Transcribe all the entries word for word, skipping the pictures.

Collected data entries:
____

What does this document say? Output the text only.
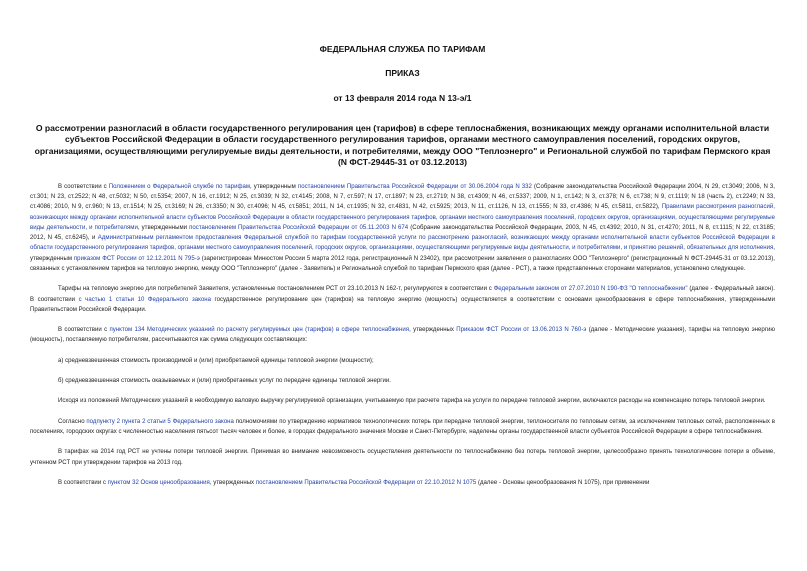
ФЕДЕРАЛЬНАЯ СЛУЖБА ПО ТАРИФАМ
ПРИКАЗ
от 13 февраля 2014 года N 13-э/1
О рассмотрении разногласий в области государственного регулирования цен (тарифов) в сфере теплоснабжения, возникающих между органами исполнительной власти субъектов Российской Федерации в области государственного регулирования тарифов, органами местного самоуправления поселений, городских округов, организациями, осуществляющими регулируемые виды деятельности, и потребителями, между ООО "Теплоэнерго" и Региональной службой по тарифам Пермского края (N ФСТ-29445-31 от 03.12.2013)
В соответствии с Положением о Федеральной службе по тарифам, утвержденным постановлением Правительства Российской Федерации от 30.06.2004 года N 332 (Собрание законодательства Российской Федерации 2004, N 29, ст.3049; 2006, N 3, ст.301; N 23, ст.2522; N 48, ст.5032; N 50, ст.5354; 2007, N 16, ст.1912; N 25, ст.3039; N 32, ст.4145; 2008, N 7, ст.597; N 17, ст.1897; N 23, ст.2719; N 38, ст.4309; N 46, ст.5337; 2009, N 1, ст.142; N 3, ст.378; N 6, ст.738; N 9, ст.1119; N 18 (часть 2), ст.2249; N 33, ст.4086; 2010, N 9, ст.960; N 13, ст.1514; N 25, ст.3169; N 26, ст.3350; N 30, ст.4096; N 45, ст.5851; 2011, N 14, ст.1935; N 32, ст.4831, N 42, ст.5925; 2013, N 11, ст.1126, N 13, ст.1555; N 33, ст.4386; N 45, ст.5811, ст.5822), Правилами рассмотрения разногласий, возникающих между органами исполнительной власти субъектов Российской Федерации в области государственного регулирования тарифов, органами местного самоуправления поселений, городских округов, организациями, осуществляющими регулируемые виды деятельности, и потребителями, утвержденными постановлением Правительства Российской Федерации от 05.11.2003 N 674 (Собрание законодательства Российской Федерации, 2003, N 45, ст.4392; 2010, N 31, ст.4270; 2011, N 8, ст.1115; N 22, ст.3185; 2012, N 45, ст.6245), и Административным регламентом предоставления Федеральной службой по тарифам государственной услуги по рассмотрению разногласий, возникающих между органами исполнительной власти субъектов Российской Федерации в области государственного регулирования тарифов, органами местного самоуправления поселений, городских округов, организациями, осуществляющими регулируемые виды деятельности, и потребителями, и принятию решений, обязательных для исполнения, утвержденным приказом ФСТ России от 12.12.2011 N 795-э (зарегистрирован Минюстом России 5 марта 2012 года, регистрационный N 23402), при рассмотрении заявления о разногласиях ООО "Теплоэнерго" (регистрационный N ФСТ-29445-31 от 03.12.2013), связанных с установлением тарифов на тепловую энергию, между ООО "Теплоэнерго" (далее - Заявитель) и Региональной службой по тарифам Пермского края (далее - РСТ), а также представленных сторонами материалов, установлено следующее.
Тарифы на тепловую энергию для потребителей Заявителя, установленные постановлением РСТ от 23.10.2013 N 162-т, регулируются в соответствии с Федеральным законом от 27.07.2010 N 190-ФЗ "О теплоснабжении" (далее - Федеральный закон). В соответствии с частью 1 статьи 10 Федерального закона государственное регулирование цен (тарифов) на тепловую энергию (мощность) осуществляется в соответствии с основами ценообразования в сфере теплоснабжения, утвержденными Правительством Российской Федерации.
В соответствии с пунктом 134 Методических указаний по расчету регулируемых цен (тарифов) в сфере теплоснабжения, утвержденных Приказом ФСТ России от 13.06.2013 N 760-э (далее - Методические указания), тарифы на тепловую энергию (мощность), поставляемую потребителям, рассчитываются как сумма следующих составляющих:
а) средневзвешенная стоимость производимой и (или) приобретаемой единицы тепловой энергии (мощности);
б) средневзвешенная стоимость оказываемых и (или) приобретаемых услуг по передаче единицы тепловой энергии.
Исходя из положений Методических указаний в необходимую валовую выручку регулируемой организации, учитываемую при расчете тарифа на услуги по передаче тепловой энергии, включаются расходы на компенсацию потерь тепловой энергии.
Согласно подпункту 2 пункта 2 статьи 5 Федерального закона полномочиями по утверждению нормативов технологических потерь при передаче тепловой энергии, теплоносителя по тепловым сетям, за исключением тепловых сетей, расположенных в поселениях, городских округах с численностью населения пятьсот тысяч человек и более, в городах федерального значения Москве и Санкт-Петербурге, наделены органы государственной власти субъектов Российской Федерации в сфере теплоснабжения.
В тарифах на 2014 год РСТ не учтены потери тепловой энергии. Принимая во внимание невозможность осуществления деятельности по теплоснабжению без потерь тепловой энергии, целесообразно принять технологические потери в объеме, учтенном РСТ при утверждении тарифов на 2013 год.
В соответствии с пунктом 32 Основ ценообразования, утвержденных постановлением Правительства Российской Федерации от 22.10.2012 N 1075 (далее - Основы ценообразования N 1075), при применении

____

[OUTPUT]:
What does this document say? Output the text only.
ФЕДЕРАЛЬНАЯ СЛУЖБА ПО ТАРИФАМ
ПРИКАЗ
от 13 февраля 2014 года N 13-э/1
О рассмотрении разногласий в области государственного регулирования цен (тарифов) в сфере теплоснабжения, возникающих между органами исполнительной власти субъектов Российской Федерации в области государственного регулирования тарифов, органами местного самоуправления поселений, городских округов, организациями, осуществляющими регулируемые виды деятельности, и потребителями, между ООО "Теплоэнерго" и Региональной службой по тарифам Пермского края (N ФСТ-29445-31 от 03.12.2013)
В соответствии с Положением о Федеральной службе по тарифам, утвержденным постановлением Правительства Российской Федерации от 30.06.2004 года N 332 (Собрание законодательства Российской Федерации 2004, N 29, ст.3049; 2006, N 3, ст.301; N 23, ст.2522; N 48, ст.5032; N 50, ст.5354; 2007, N 16, ст.1912; N 25, ст.3039; N 32, ст.4145; 2008, N 7, ст.597; N 17, ст.1897; N 23, ст.2719; N 38, ст.4309; N 46, ст.5337; 2009, N 1, ст.142; N 3, ст.378; N 6, ст.738; N 9, ст.1119; N 18 (часть 2), ст.2249; N 33, ст.4086; 2010, N 9, ст.960; N 13, ст.1514; N 25, ст.3169; N 26, ст.3350; N 30, ст.4096; N 45, ст.5851; 2011, N 14, ст.1935; N 32, ст.4831, N 42, ст.5925; 2013, N 11, ст.1126, N 13, ст.1555; N 33, ст.4386; N 45, ст.5811, ст.5822), Правилами рассмотрения разногласий, возникающих между органами исполнительной власти субъектов Российской Федерации в области государственного регулирования тарифов, органами местного самоуправления поселений, городских округов, организациями, осуществляющими регулируемые виды деятельности, и потребителями, утвержденными постановлением Правительства Российской Федерации от 05.11.2003 N 674 (Собрание законодательства Российской Федерации, 2003, N 45, ст.4392; 2010, N 31, ст.4270; 2011, N 8, ст.1115; N 22, ст.3185; 2012, N 45, ст.6245), и Административным регламентом предоставления Федеральной службой по тарифам государственной услуги по рассмотрению разногласий, возникающих между органами исполнительной власти субъектов Российской Федерации в области государственного регулирования тарифов, органами местного самоуправления поселений, городских округов, организациями, осуществляющими регулируемые виды деятельности, и потребителями, и принятию решений, обязательных для исполнения, утвержденным приказом ФСТ России от 12.12.2011 N 795-э (зарегистрирован Минюстом России 5 марта 2012 года, регистрационный N 23402), при рассмотрении заявления о разногласиях ООО "Теплоэнерго" (регистрационный N ФСТ-29445-31 от 03.12.2013), связанных с установлением тарифов на тепловую энергию, между ООО "Теплоэнерго" (далее - Заявитель) и Региональной службой по тарифам Пермского края (далее - РСТ), а также представленных сторонами материалов, установлено следующее.
Тарифы на тепловую энергию для потребителей Заявителя, установленные постановлением РСТ от 23.10.2013 N 162-т, регулируются в соответствии с Федеральным законом от 27.07.2010 N 190-ФЗ "О теплоснабжении" (далее - Федеральный закон). В соответствии с частью 1 статьи 10 Федерального закона государственное регулирование цен (тарифов) на тепловую энергию (мощность) осуществляется в соответствии с основами ценообразования в сфере теплоснабжения, утвержденными Правительством Российской Федерации.
В соответствии с пунктом 134 Методических указаний по расчету регулируемых цен (тарифов) в сфере теплоснабжения, утвержденных Приказом ФСТ России от 13.06.2013 N 760-э (далее - Методические указания), тарифы на тепловую энергию (мощность), поставляемую потребителям, рассчитываются как сумма следующих составляющих:
а) средневзвешенная стоимость производимой и (или) приобретаемой единицы тепловой энергии (мощности);
б) средневзвешенная стоимость оказываемых и (или) приобретаемых услуг по передаче единицы тепловой энергии.
Исходя из положений Методических указаний в необходимую валовую выручку регулируемой организации, учитываемую при расчете тарифа на услуги по передаче тепловой энергии, включаются расходы на компенсацию потерь тепловой энергии.
Согласно подпункту 2 пункта 2 статьи 5 Федерального закона полномочиями по утверждению нормативов технологических потерь при передаче тепловой энергии, теплоносителя по тепловым сетям, за исключением тепловых сетей, расположенных в поселениях, городских округах с численностью населения пятьсот тысяч человек и более, в городах федерального значения Москве и Санкт-Петербурге, наделены органы государственной власти субъектов Российской Федерации в сфере теплоснабжения.
В тарифах на 2014 год РСТ не учтены потери тепловой энергии. Принимая во внимание невозможность осуществления деятельности по теплоснабжению без потерь тепловой энергии, целесообразно принять технологические потери в объеме, учтенном РСТ при утверждении тарифов на 2013 год.
В соответствии с пунктом 32 Основ ценообразования, утвержденных постановлением Правительства Российской Федерации от 22.10.2012 N 1075 (далее - Основы ценообразования N 1075), при применении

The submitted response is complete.